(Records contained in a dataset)
-=-=-=-=-

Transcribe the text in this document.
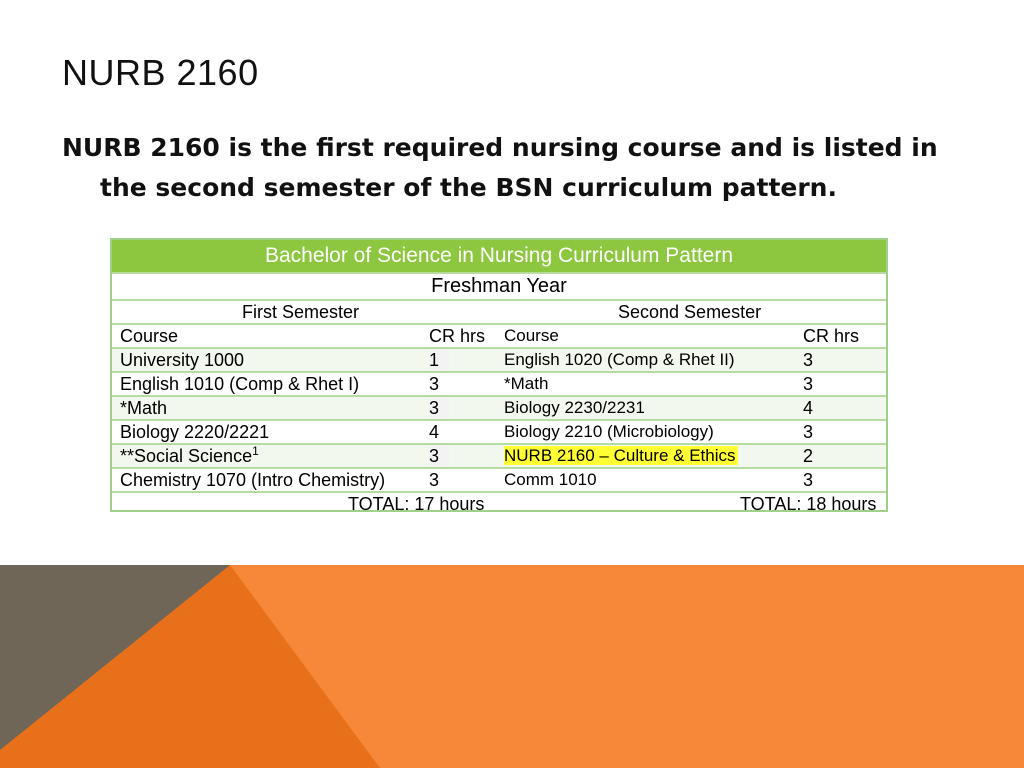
NURB 2160
NURB 2160 is the first required nursing course and is listed in
the second semester of the BSN curriculum pattern.
Bachelor of Science in Nursing Curriculum Pattern
Freshman Year
First Semester	Second Semester
Course	CR hrs Course	CR hrs
University 1000	1	English 1020 (Comp & Rhet II)	3
English 1010 (Comp & Rhet I)	3	*Math	3
*Math	3	Biology 2230/2231	4
Biology 2220/2221	4	Biology 2210 (Microbiology)	3
**Social Science$^1$	3	NURB 2160 – Culture & Ethics	2
Chemistry 1070 (Intro Chemistry) 3	Comm 1010	3
TOTAL: 17 hours	TOTAL: 18 hours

-=-=-=-=-

Select every line in the material above where the string "Science" occurs, and copy it.

Bachelor of Science in Nursing Curriculum Pattern
**Social Science$^1$	3	NURB 2160 – Culture & Ethics	2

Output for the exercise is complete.